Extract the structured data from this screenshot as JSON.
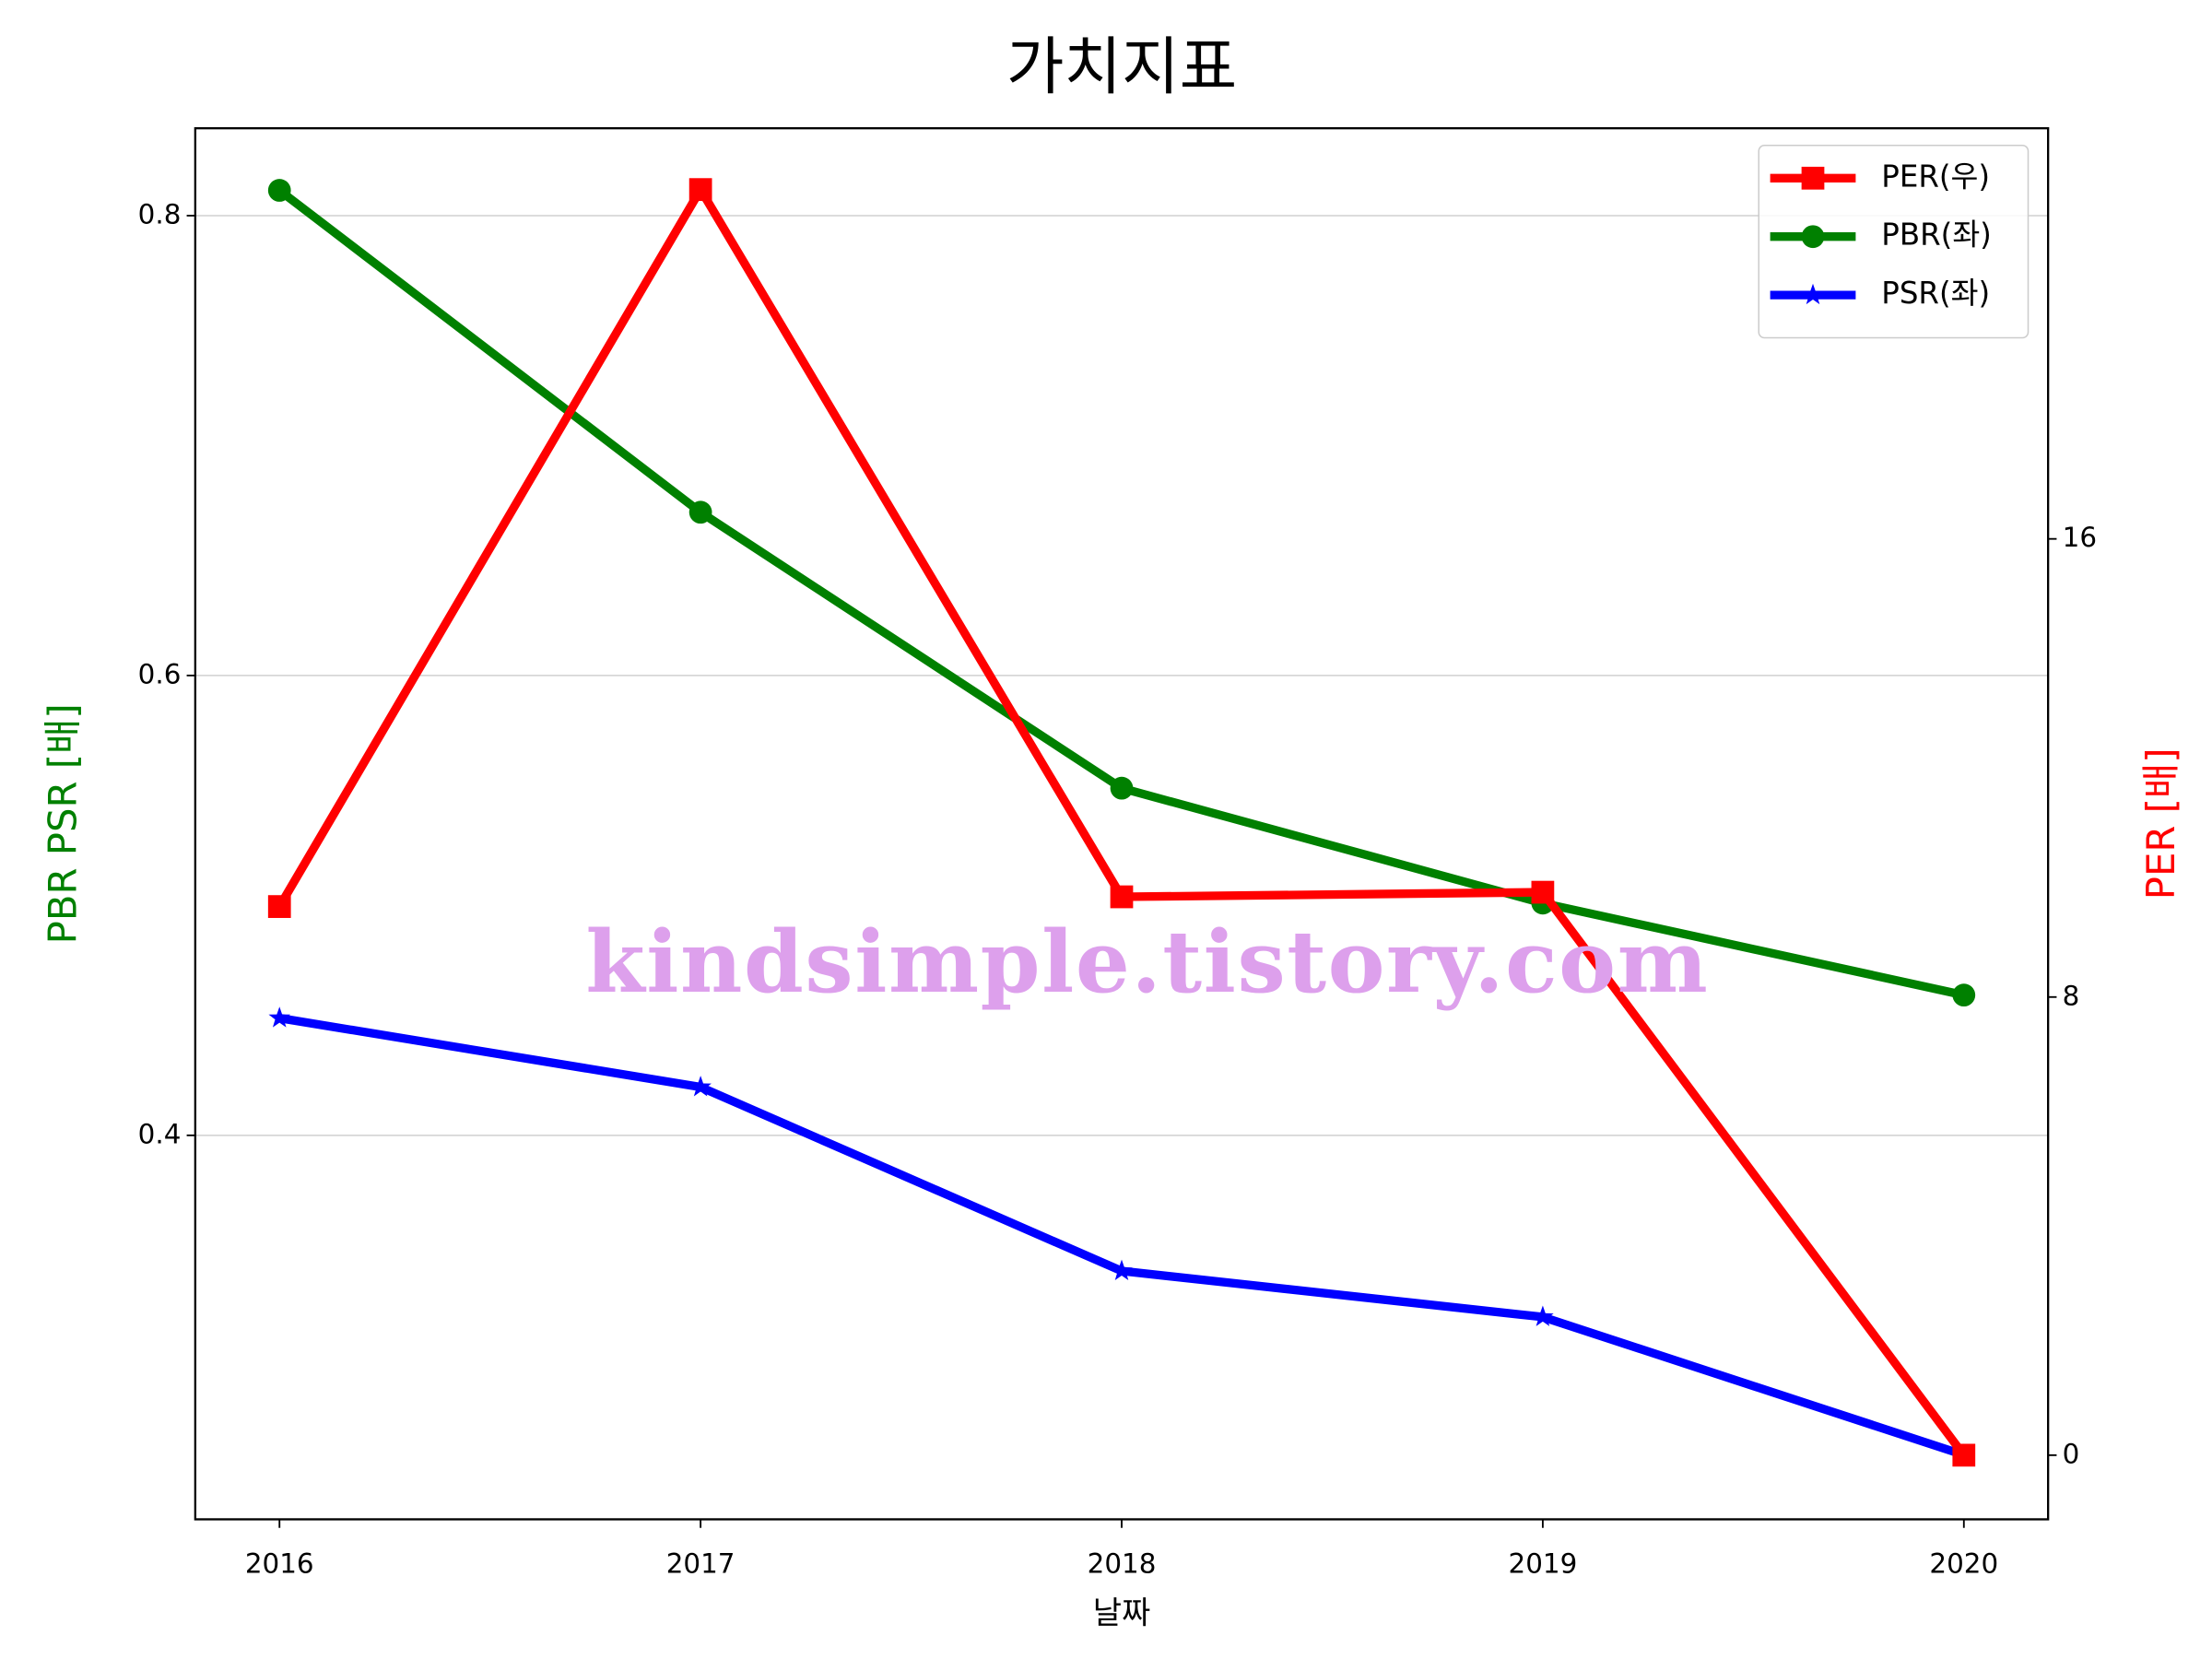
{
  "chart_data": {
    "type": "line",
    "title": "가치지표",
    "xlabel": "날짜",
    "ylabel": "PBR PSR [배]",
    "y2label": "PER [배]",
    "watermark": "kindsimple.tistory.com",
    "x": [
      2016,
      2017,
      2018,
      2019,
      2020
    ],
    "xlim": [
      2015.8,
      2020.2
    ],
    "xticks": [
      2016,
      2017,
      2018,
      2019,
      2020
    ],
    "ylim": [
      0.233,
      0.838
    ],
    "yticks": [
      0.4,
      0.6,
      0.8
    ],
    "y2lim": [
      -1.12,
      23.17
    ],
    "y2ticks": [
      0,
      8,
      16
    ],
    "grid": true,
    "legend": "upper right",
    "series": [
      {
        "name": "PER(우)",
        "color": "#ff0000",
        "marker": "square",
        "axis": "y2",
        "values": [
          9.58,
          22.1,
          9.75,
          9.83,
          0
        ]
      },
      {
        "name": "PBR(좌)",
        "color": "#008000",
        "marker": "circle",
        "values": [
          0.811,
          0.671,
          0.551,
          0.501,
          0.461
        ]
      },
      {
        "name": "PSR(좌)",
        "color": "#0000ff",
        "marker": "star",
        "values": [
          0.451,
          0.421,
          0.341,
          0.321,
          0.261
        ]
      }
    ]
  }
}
==
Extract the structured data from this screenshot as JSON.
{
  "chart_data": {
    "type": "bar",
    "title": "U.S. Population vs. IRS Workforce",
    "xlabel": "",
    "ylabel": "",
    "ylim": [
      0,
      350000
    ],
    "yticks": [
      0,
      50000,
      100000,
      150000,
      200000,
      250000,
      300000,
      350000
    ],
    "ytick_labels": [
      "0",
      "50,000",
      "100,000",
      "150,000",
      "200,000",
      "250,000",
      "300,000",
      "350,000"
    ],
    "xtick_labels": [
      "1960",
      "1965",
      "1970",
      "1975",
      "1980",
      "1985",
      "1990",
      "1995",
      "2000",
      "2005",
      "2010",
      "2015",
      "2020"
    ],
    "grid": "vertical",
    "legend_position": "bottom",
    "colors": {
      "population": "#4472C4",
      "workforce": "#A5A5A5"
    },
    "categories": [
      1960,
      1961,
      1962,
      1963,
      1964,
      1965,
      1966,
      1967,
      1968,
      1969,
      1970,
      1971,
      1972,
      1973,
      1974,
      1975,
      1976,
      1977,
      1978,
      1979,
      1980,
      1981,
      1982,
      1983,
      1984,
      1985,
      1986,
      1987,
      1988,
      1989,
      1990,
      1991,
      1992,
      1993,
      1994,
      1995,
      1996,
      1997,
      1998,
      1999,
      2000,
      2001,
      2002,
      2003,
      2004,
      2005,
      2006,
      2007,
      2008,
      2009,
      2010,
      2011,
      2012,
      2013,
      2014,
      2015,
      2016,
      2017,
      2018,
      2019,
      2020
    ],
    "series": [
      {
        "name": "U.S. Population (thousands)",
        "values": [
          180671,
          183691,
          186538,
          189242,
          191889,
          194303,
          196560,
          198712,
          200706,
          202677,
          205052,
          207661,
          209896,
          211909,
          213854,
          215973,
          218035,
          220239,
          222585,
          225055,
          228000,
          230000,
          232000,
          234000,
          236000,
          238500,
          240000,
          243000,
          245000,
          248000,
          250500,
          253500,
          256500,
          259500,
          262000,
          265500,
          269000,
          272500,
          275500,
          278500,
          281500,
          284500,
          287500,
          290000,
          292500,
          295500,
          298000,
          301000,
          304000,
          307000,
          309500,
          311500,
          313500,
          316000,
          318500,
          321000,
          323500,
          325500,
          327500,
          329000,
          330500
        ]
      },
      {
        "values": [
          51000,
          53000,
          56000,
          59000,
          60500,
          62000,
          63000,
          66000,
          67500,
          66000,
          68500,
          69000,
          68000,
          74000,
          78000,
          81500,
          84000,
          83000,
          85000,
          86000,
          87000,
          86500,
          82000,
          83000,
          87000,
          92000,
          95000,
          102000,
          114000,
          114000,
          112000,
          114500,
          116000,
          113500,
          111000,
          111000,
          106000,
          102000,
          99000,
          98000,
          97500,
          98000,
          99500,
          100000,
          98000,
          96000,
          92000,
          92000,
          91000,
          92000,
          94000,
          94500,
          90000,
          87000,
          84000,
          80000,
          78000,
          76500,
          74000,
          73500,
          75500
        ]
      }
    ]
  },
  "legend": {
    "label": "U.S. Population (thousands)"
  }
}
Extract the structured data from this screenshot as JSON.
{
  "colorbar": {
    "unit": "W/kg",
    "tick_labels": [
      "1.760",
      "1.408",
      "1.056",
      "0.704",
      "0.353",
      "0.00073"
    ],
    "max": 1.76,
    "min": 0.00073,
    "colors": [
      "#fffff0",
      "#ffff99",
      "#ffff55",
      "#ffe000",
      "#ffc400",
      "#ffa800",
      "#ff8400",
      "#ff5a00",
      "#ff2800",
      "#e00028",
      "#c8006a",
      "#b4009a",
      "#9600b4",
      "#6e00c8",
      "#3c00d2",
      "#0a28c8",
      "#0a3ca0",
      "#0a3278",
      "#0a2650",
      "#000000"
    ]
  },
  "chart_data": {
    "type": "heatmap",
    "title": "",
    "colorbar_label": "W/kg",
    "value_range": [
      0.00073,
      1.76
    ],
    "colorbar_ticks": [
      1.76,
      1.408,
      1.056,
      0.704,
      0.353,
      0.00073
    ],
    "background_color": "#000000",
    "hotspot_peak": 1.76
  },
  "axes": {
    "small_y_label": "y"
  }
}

# TO BE DONE
Of the lines in the material, how many include "title"? Respond with the number alone.

# FINISHED ANSWER
3